# [TASK DETAILS]
Give only the number of lines where "document" occurs.

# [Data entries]
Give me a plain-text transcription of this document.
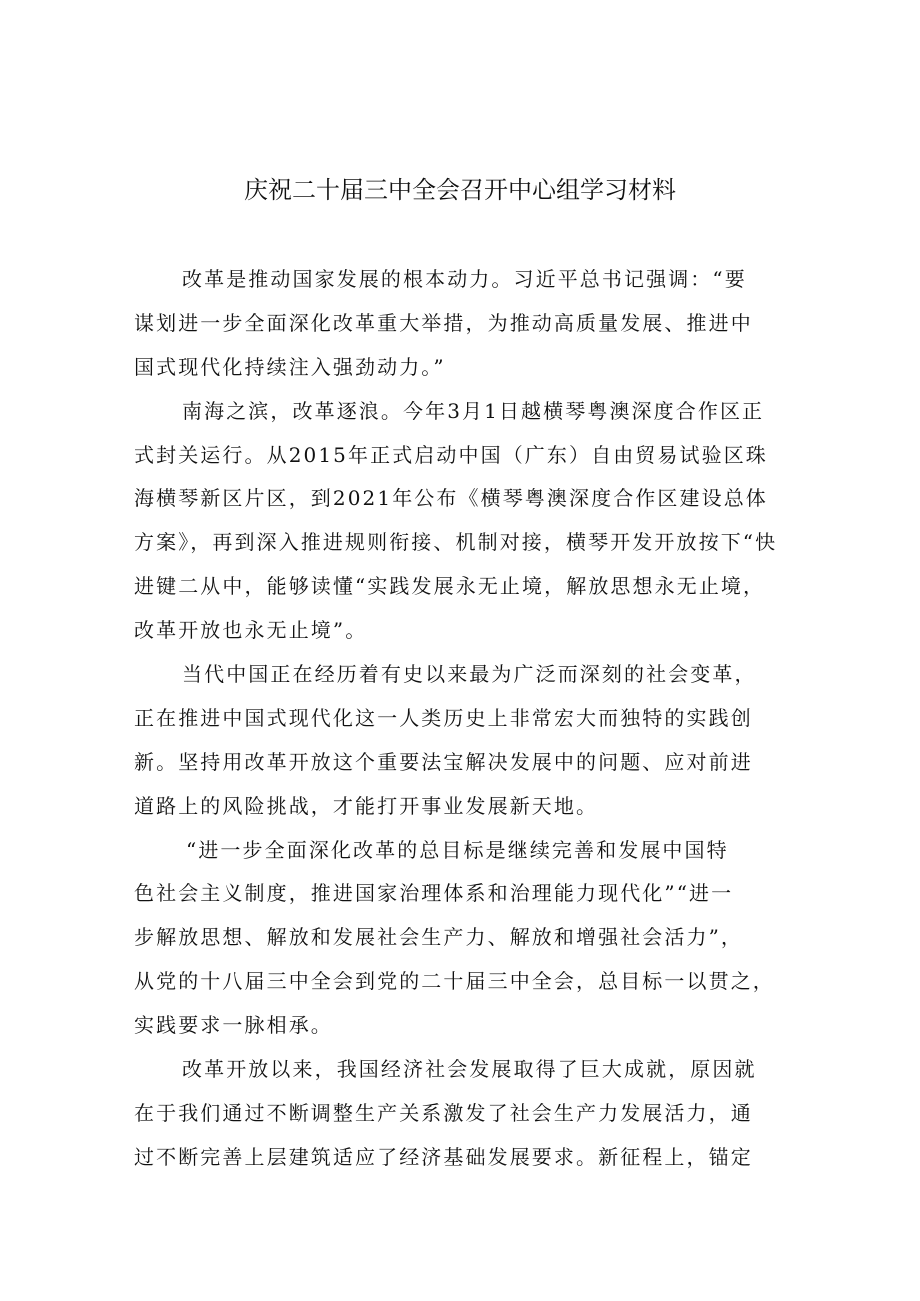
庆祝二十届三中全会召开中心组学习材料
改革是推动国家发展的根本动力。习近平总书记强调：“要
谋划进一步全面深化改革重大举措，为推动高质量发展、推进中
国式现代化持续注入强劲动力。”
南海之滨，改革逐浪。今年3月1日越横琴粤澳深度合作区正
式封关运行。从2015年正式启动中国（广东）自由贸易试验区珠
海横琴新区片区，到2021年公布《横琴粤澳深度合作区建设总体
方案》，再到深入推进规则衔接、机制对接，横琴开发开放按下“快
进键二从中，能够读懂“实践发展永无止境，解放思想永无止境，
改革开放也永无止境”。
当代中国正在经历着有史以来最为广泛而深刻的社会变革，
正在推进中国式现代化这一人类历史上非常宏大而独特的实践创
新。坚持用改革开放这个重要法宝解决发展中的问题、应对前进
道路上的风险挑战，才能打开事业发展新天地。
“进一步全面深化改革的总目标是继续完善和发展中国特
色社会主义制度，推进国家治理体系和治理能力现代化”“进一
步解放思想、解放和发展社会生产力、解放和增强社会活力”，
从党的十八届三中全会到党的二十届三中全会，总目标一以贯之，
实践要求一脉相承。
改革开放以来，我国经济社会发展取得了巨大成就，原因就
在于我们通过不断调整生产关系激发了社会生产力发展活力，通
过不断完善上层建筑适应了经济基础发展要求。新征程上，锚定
---
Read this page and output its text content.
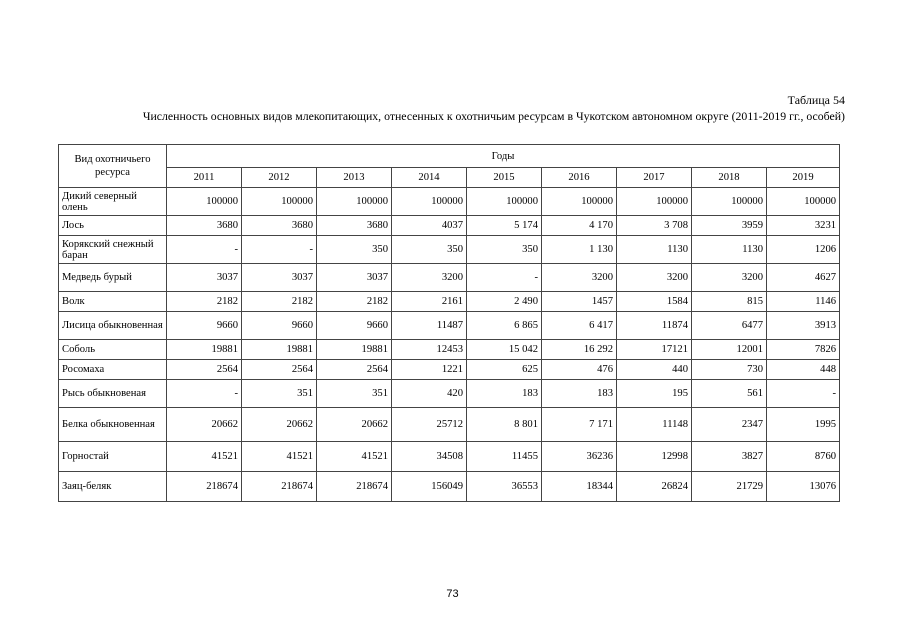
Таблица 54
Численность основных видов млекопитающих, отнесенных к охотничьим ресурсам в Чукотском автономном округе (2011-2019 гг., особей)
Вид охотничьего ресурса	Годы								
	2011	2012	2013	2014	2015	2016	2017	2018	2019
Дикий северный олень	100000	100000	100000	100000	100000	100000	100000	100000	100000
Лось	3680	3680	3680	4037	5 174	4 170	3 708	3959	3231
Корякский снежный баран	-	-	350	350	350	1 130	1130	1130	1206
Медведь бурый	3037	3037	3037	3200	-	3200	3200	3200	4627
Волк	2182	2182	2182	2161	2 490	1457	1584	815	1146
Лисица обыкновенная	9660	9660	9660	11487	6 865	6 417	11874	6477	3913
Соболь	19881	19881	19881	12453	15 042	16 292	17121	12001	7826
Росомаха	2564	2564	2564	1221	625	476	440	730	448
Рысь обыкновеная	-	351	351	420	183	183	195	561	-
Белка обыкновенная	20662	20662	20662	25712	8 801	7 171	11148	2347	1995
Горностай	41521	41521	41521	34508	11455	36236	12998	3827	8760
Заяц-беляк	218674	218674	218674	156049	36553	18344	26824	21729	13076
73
...
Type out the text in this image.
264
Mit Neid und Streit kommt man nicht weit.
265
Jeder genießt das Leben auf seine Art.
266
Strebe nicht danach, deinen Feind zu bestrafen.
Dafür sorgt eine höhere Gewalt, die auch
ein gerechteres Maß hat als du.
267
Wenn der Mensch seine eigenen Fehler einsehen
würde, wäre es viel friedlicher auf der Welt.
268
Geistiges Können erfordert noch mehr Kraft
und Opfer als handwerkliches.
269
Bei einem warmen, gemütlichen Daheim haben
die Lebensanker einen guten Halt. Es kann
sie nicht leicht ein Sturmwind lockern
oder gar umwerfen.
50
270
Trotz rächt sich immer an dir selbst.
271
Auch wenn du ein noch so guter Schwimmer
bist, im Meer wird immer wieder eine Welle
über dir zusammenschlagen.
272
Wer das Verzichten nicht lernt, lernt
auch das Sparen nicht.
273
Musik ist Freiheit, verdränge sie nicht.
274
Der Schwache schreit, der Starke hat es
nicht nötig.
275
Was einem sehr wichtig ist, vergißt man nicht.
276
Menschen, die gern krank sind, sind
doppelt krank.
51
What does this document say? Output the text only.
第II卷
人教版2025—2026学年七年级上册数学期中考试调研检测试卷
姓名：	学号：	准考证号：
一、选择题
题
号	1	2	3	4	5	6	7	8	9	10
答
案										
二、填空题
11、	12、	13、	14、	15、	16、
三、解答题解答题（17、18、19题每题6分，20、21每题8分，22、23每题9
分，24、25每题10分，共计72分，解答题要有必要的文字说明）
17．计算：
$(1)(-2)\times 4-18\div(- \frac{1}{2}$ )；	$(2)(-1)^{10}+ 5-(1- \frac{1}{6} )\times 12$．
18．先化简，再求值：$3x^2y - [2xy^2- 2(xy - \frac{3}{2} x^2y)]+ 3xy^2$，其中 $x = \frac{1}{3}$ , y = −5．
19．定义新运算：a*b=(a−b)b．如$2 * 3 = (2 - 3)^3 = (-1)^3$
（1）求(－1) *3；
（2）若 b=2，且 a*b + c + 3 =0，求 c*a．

# [SOLUTION TO THIS TASK]
2